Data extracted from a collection
** BEGIN **

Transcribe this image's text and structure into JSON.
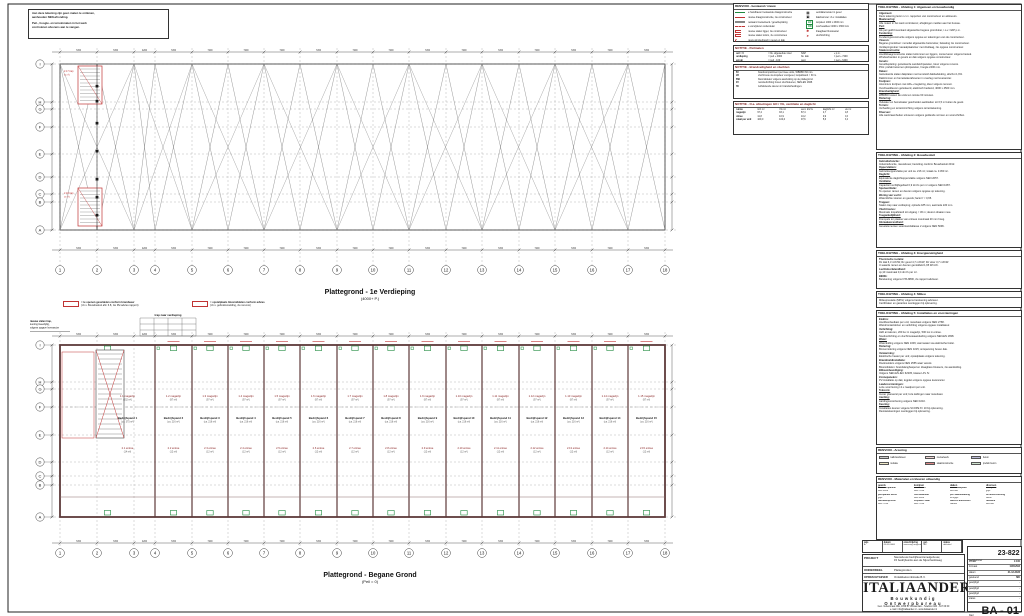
{
  "sheet": {
    "border_color": "#222222",
    "accent_red": "#c03434",
    "accent_green": "#1f8a3f",
    "wall_brown": "#5d3a3a"
  },
  "note_box": {
    "lines": [
      "Aan deze tekening zijn geen maten te ontlenen,",
      "aanhouden NEN-afronding.",
      "Peil-, hoogte- en terreinmaten in het werk",
      "controleren alvorens aan te vangen."
    ]
  },
  "plans": {
    "upper": {
      "title": "Plattegrond - 1e Verdieping",
      "subtitle": "(4000+ P.)"
    },
    "lower": {
      "title": "Plattegrond - Begane Grond",
      "subtitle": "(Peil = 0)"
    }
  },
  "grid": {
    "numbers": [
      "1",
      "2",
      "3",
      "4",
      "5",
      "6",
      "7",
      "8",
      "9",
      "10",
      "11",
      "12",
      "13",
      "14",
      "15",
      "16",
      "17",
      "18"
    ],
    "letters": [
      "I",
      "H",
      "G",
      "F",
      "E",
      "D",
      "C",
      "B",
      "A"
    ]
  },
  "dims": {
    "wide": "7200",
    "narrow": "4200"
  },
  "stair_note": {
    "table_title": "trap naar verdieping",
    "left_lines": [
      "nieuwe stalen trap,",
      "leuning tweezijdig,",
      "volgens opgave leverancier"
    ]
  },
  "red_keys": [
    {
      "line1": "= te openen geveldelen conform brandweer",
      "line2": "(t.b.v. Bouwbesluit afd. 6.8, zie RV-advies rapport)"
    },
    {
      "line1": "= opstelplaats blusmiddelen conform advies",
      "line2": "(t.b.v. gebruiksmelding, zie renvooi)"
    }
  ],
  "legend": {
    "title": "RENVOOI - bestaand / nieuw",
    "left": [
      {
        "style": "line-green",
        "label": "te handhaven bestaande draagconstructie"
      },
      {
        "style": "line-red",
        "label": "nieuwe draagconstructie, zie constructeur"
      },
      {
        "style": "line-gray",
        "label": "bestaand metselwerk / gevelbeplating"
      },
      {
        "style": "dash-red",
        "label": "te verwijderen onderdelen"
      },
      {
        "style": "bracket-red",
        "label": "nieuwe stalen ligger, zie constructeur"
      },
      {
        "style": "bracket-red",
        "label": "nieuwe stalen kolom, zie constructeur"
      },
      {
        "style": "angle-red",
        "label": "nieuw windverband in gevel en dak"
      }
    ],
    "right": [
      {
        "glyph": "▦",
        "color": "#111111",
        "label": "ventilatierooster in gevel"
      },
      {
        "glyph": "▣",
        "color": "#111111",
        "label": "dakdoorvoer t.b.v. installaties"
      },
      {
        "glyph": "LD",
        "color": "#1f8a3f",
        "box": true,
        "label": "loopdeur 1000 x 2300 mm"
      },
      {
        "glyph": "OD",
        "color": "#1f8a3f",
        "box": true,
        "label": "overheaddeur 4000 x 4500 mm"
      },
      {
        "glyph": "✱",
        "color": "#c03434",
        "label": "draagbaar blustoestel"
      },
      {
        "glyph": "➤",
        "color": "#c03434",
        "label": "vluchtrichting"
      }
    ]
  },
  "notes": [
    {
      "title": "NOTITIE - Peilmaten",
      "rows": [
        [
          "peil = 0",
          "= bk. afgewerkte vloer",
          "NAP",
          "+ p.m."
        ],
        [
          "verdieping",
          "= peil + 4000",
          "bk. dak",
          "= peil + 7200"
        ],
        [
          "terrein",
          "= peil - 100",
          "goot",
          "= peil + 6400"
        ]
      ]
    },
    {
      "title": "NOTITIE - Brandveiligheid en vluchten",
      "rows": [
        [
          "BC",
          "brandcompartiment per twee units, WBDBO 60 min."
        ],
        [
          "VR",
          "vluchtroute via loopdeur voorgevel, loopafstand < 30 m."
        ],
        [
          "BMI",
          "blusmiddelen volgens aanduiding op de plattegrond."
        ],
        [
          "NV",
          "noodverlichting boven vluchtdeuren, NEN-EN 1838."
        ],
        [
          "ZD",
          "zelfsluitende deuren in brandscheidingen."
        ]
      ]
    },
    {
      "title": "NOTITIE - O.a. afmetingen GO / VG, ventilatie en daglicht",
      "rows": [
        [
          "ruimte",
          "GO m²",
          "VG m²",
          "vent. dm³/s",
          "daglicht m²",
          "eis m²"
        ],
        [
          "magazijn",
          "97,2",
          "93,1",
          "87,4",
          "4,7",
          "2,8"
        ],
        [
          "entree",
          "11,8",
          "10,9",
          "10,2",
          "0,9",
          "0,6"
        ],
        [
          "totaal per unit",
          "109,0",
          "104,0",
          "97,6",
          "5,6",
          "3,4"
        ]
      ]
    }
  ],
  "spec_sections": [
    {
      "header": "TOELICHTING - Afdeling 1: Algemeen en bouwkundig",
      "lines": [
        "*Algemeen:",
        "Deze tekening lezen i.c.m. rapporten van constructeur en adviseurs.",
        "*Maatvoering:",
        "Alle maten in het werk controleren; afwijkingen melden aan het bureau.",
        "*Peil:",
        "Als peil geldt bovenkant afgewerkte begane grondvloer, t.o.v. NAP p.m.",
        "*Fundering:",
        "Funderingsconstructie volgens opgave en tekeningen van de constructeur.",
        "*Vloeren:",
        "Begane grondvloer: monoliet afgewerkte betonvloer, belasting zie constructeur.",
        "Verdiepingsvloer: kanaalplaatvloer met druklaag, zie opgave constructeur.",
        "*Staalconstructie:",
        "Hoofddraagconstructie stalen kolommen en liggers, conserveren volgens bestek.",
        "Windverbanden in gevels en dak volgens opgave constructeur.",
        "*Gevels:",
        "Gevelbeplating: geïsoleerde sandwichpanelen, kleur volgens renvooi.",
        "Plint: prefab betonnen plintpanelen, hoogte 2400 mm.",
        "*Daken:",
        "Geïsoleerde stalen dakplaten met kunststof dakbedekking, afschot 1,6%.",
        "Daktrimmen en hemelwaterafvoeren in overleg met leverancier.",
        "*Kozijnen:",
        "Aluminium kozijnen met HR++ beglazing, kleur volgens renvooi.",
        "Overheaddeuren geïsoleerd, elektrisch bediend, 4000 x 4500 mm.",
        "*Brandveiligheid:",
        "WBDBO tussen de units ten minste 60 minuten.",
        "*Riolering:",
        "Vuilwater en hemelwater gescheiden aanbieden tot 0,5 m buiten de gevel.",
        "*Terrein:",
        "Verharding en terreininrichting volgens terreintekening.",
        "*Diversen:",
        "Alle werkzaamheden uitvoeren volgens geldende normen en voorschriften."
      ]
    },
    {
      "header": "TOELICHTING - Afdeling 2: Bouwbesluit",
      "lines": [
        "*Gebruiksfunctie:",
        "Industriefunctie, nieuwbouw; bezetting conform Bouwbesluit 2012.",
        "*Oppervlakten:",
        "Gebruiksoppervlakte per unit ca. 216 m²; totaal ca. 3.450 m².",
        "*Daglicht:",
        "Equivalente daglichtoppervlakte volgens NEN 2057.",
        "*Ventilatie:",
        "Capaciteit verblijfsgebied 0,9 dm³/s per m² volgens NEN 1087.",
        "*Spuiventilatie:",
        "Te openen ramen en deuren volgens opgave op tekening.",
        "*Wering van vocht:",
        "Waterdichte vloeren en gevels; factor f < 0,65.",
        "*Trappen:",
        "Stalen trap naar verdieping; optrede 185 mm, aantrede 220 mm.",
        "*Vluchtroutes:",
        "Maximale loopafstand tot uitgang < 30 m; deuren draaien mee.",
        "*Toegankelijkheid:",
        "Drempels ter plaatse van entrees maximaal 20 mm hoog.",
        "*Inbraakwerendheid:",
        "Gevelelementen weerstandsklasse 2 volgens NEN 5096."
      ]
    },
    {
      "header": "TOELICHTING - Afdeling 3: Energiezuinigheid",
      "lines": [
        "*Thermische isolatie:",
        "Rc dak 6,3 m²K/W; Rc gevel 4,7 m²K/W; Rc vloer 3,7 m²K/W.",
        "U-waarde ramen en deuren gemiddeld 1,65 W/m²K.",
        "*Luchtdoorlatendheid:",
        "qv;10 maximaal 0,4 dm³/s per m².",
        "*BENG:",
        "Berekening volgens NTA 8800, zie rapport adviseur."
      ]
    },
    {
      "header": "TOELICHTING - Afdeling 4: Milieu",
      "lines": [
        "Milieuprestatie (MPG) volgens berekening adviseur.",
        "Certificaten en garanties overleggen bij oplevering."
      ]
    },
    {
      "header": "TOELICHTING - Afdeling 5: Installaties en voorzieningen",
      "lines": [
        "*Elektra:",
        "Hoofdverdeelkast per unit; meterkast volgens NEN 2768.",
        "Wandcontactdozen en verlichting volgens opgave installateur.",
        "*Verlichting:",
        "LED armaturen, 200 lux in magazijn, 500 lux in entree.",
        "Noodverlichting en vluchtrouteaanduiding volgens NEN-EN 1838.",
        "*Water:",
        "Waterleiding volgens NEN 1006; warmwater via elektrische boiler.",
        "*Riolering:",
        "Binnenriolering volgens NEN 3215; ontspanning boven dak.",
        "*Verwarming:",
        "Elektrische heater per unit; opstelplaats volgens tekening.",
        "*Brandmeldinstallatie:",
        "Rookmelders volgens NEN 2555 waar vereist.",
        "Blusmiddelen: brandslanghaspel en draagbare blussers, zie aanduiding.",
        "*Bliksembeveiliging:",
        "Volgens NEN-EN-IEC 62305, klasse LPL IV.",
        "*Zonnepanelen:",
        "PV-installatie op dak, legplan volgens opgave leverancier.",
        "*Laadvoorzieningen:",
        "Loze voorziening t.b.v. laadpunt per unit.",
        "*Telecom:",
        "Invoer glasvezel per unit; loze leidingen naar meterkast.",
        "*Aarding:",
        "Aardingsvoorziening volgens NEN 1010.",
        "*Keuring:",
        "Installaties keuren volgens SCOPE 8 / 10 bij oplevering.",
        "Revisietekeningen overleggen bij oplevering."
      ]
    }
  ],
  "hatch_legend": {
    "header": "RENVOOI - Arcering",
    "items": [
      {
        "color": "#c9c9c9",
        "label": "kalkzandsteen"
      },
      {
        "color": "#f0d5d5",
        "label": "metselwerk"
      },
      {
        "color": "#b9b9d6",
        "label": "beton"
      },
      {
        "color": "#efe9c8",
        "label": "isolatie"
      },
      {
        "color": "#dd8888",
        "label": "staalconstructie"
      },
      {
        "color": "#cfe3cf",
        "label": "prefab beton"
      }
    ]
  },
  "materials": {
    "header": "RENVOOI - Materialen en kleuren uitwendig",
    "columns": [
      {
        "title": "gevels",
        "items": [
          "sandwichpaneel",
          "RAL 9002",
          "plintpaneel beton",
          "grijs",
          "damwandprofiel",
          "RAL 7016"
        ]
      },
      {
        "title": "kozijnen",
        "items": [
          "aluminium",
          "RAL 7016",
          "overheaddeur",
          "RAL 9002",
          "loopdeur staal",
          "RAL 7016"
        ]
      },
      {
        "title": "daken",
        "items": [
          "stalen dakplaat",
          "verzinkt",
          "pvc dakbedekking",
          "lichtgrijs",
          "daktrim aluminium",
          "naturel"
        ]
      },
      {
        "title": "diversen",
        "items": [
          "hwa pvc",
          "grijs",
          "terreinverharding",
          "beton",
          "hekwerk",
          "verzinkt"
        ]
      }
    ]
  },
  "units": [
    {
      "m": "1.1 magazijn",
      "ma": "(352 m²)",
      "n": "Bedrijfspand 1",
      "na": "(ca. 375 m²)",
      "e": "2.1 entree",
      "ea": "(14 m²)"
    },
    {
      "m": "1.2 magazijn",
      "ma": "(97 m²)",
      "n": "Bedrijfspand 2",
      "na": "(ca. 216 m²)",
      "e": "2.2 entree",
      "ea": "(12 m²)"
    },
    {
      "m": "1.3 magazijn",
      "ma": "(97 m²)",
      "n": "Bedrijfspand 3",
      "na": "(ca. 216 m²)",
      "e": "2.3 entree",
      "ea": "(12 m²)"
    },
    {
      "m": "1.4 magazijn",
      "ma": "(97 m²)",
      "n": "Bedrijfspand 4",
      "na": "(ca. 216 m²)",
      "e": "2.4 entree",
      "ea": "(12 m²)"
    },
    {
      "m": "1.5 magazijn",
      "ma": "(97 m²)",
      "n": "Bedrijfspand 5",
      "na": "(ca. 216 m²)",
      "e": "2.5 entree",
      "ea": "(12 m²)"
    },
    {
      "m": "1.6 magazijn",
      "ma": "(97 m²)",
      "n": "Bedrijfspand 6",
      "na": "(ca. 216 m²)",
      "e": "2.6 entree",
      "ea": "(12 m²)"
    },
    {
      "m": "1.7 magazijn",
      "ma": "(97 m²)",
      "n": "Bedrijfspand 7",
      "na": "(ca. 216 m²)",
      "e": "2.7 entree",
      "ea": "(12 m²)"
    },
    {
      "m": "1.8 magazijn",
      "ma": "(97 m²)",
      "n": "Bedrijfspand 8",
      "na": "(ca. 216 m²)",
      "e": "2.8 entree",
      "ea": "(12 m²)"
    },
    {
      "m": "1.9 magazijn",
      "ma": "(97 m²)",
      "n": "Bedrijfspand 9",
      "na": "(ca. 216 m²)",
      "e": "2.9 entree",
      "ea": "(12 m²)"
    },
    {
      "m": "1.10 magazijn",
      "ma": "(97 m²)",
      "n": "Bedrijfspand 10",
      "na": "(ca. 216 m²)",
      "e": "2.10 entree",
      "ea": "(12 m²)"
    },
    {
      "m": "1.11 magazijn",
      "ma": "(97 m²)",
      "n": "Bedrijfspand 11",
      "na": "(ca. 216 m²)",
      "e": "2.11 entree",
      "ea": "(12 m²)"
    },
    {
      "m": "1.12 magazijn",
      "ma": "(97 m²)",
      "n": "Bedrijfspand 12",
      "na": "(ca. 216 m²)",
      "e": "2.12 entree",
      "ea": "(12 m²)"
    },
    {
      "m": "1.13 magazijn",
      "ma": "(97 m²)",
      "n": "Bedrijfspand 13",
      "na": "(ca. 216 m²)",
      "e": "2.13 entree",
      "ea": "(12 m²)"
    },
    {
      "m": "1.14 magazijn",
      "ma": "(97 m²)",
      "n": "Bedrijfspand 14",
      "na": "(ca. 216 m²)",
      "e": "2.14 entree",
      "ea": "(12 m²)"
    },
    {
      "m": "1.15 magazijn",
      "ma": "(97 m²)",
      "n": "Bedrijfspand 15",
      "na": "(ca. 216 m²)",
      "e": "2.15 entree",
      "ea": "(12 m²)"
    }
  ],
  "title_block": {
    "revisions": [
      {
        "label": "wijz.",
        "value": "A"
      },
      {
        "label": "datum",
        "value": "00-00-0000"
      },
      {
        "label": "omschrijving",
        "value": "aanvraag omgevingsvergunning"
      },
      {
        "label": "get.",
        "value": "MK"
      },
      {
        "label": "status",
        "value": "definitief"
      }
    ],
    "project_label": "PROJECT",
    "project_value_1": "Nieuwbouw bedrijfsverzamelgebouw,",
    "project_value_2": "15 bedrijfsunits aan de Nijverheidsweg",
    "onderdeel_label": "ONDERDEEL",
    "onderdeel_value": "Plattegronden",
    "opdrachtgever_label": "OPDRACHTGEVER",
    "opdrachtgever_value": "Ontwikkelcombinatie B.V.",
    "logo": "ITALIAANDER",
    "logo_sub": "Bouwkundig Ontwerpbureau",
    "address_1": "Gen. Vetterstraat 43E, 1059 BT Amsterdam - Telefoon 020 - 617 00 00",
    "address_2": "e-mail: info@italiaander.nl - www.italiaander.nl",
    "werknummer_label": "werknummer",
    "werknummer": "23-822",
    "fields": [
      {
        "label": "schaal",
        "value": "1:100"
      },
      {
        "label": "formaat",
        "value": "1100x594"
      },
      {
        "label": "datum",
        "value": "21-12-2023"
      },
      {
        "label": "getekend",
        "value": "MK"
      },
      {
        "label": "gewijzigd",
        "value": "-"
      },
      {
        "label": "gewijzigd",
        "value": "-"
      },
      {
        "label": "gewijzigd",
        "value": "-"
      },
      {
        "label": "status",
        "value": "-"
      }
    ],
    "blad_label": "blad",
    "sheet_no": "BA - 01"
  }
}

** END **

REQUIREMENTS
Search the records for the word "meterkast", then list every line that has it.

ANSWER FOR THE TASK
        "Hoofdverdeelkast per unit; meterkast volgens NEN 2768.",
        "Invoer glasvezel per unit; loze leidingen naar meterkast.",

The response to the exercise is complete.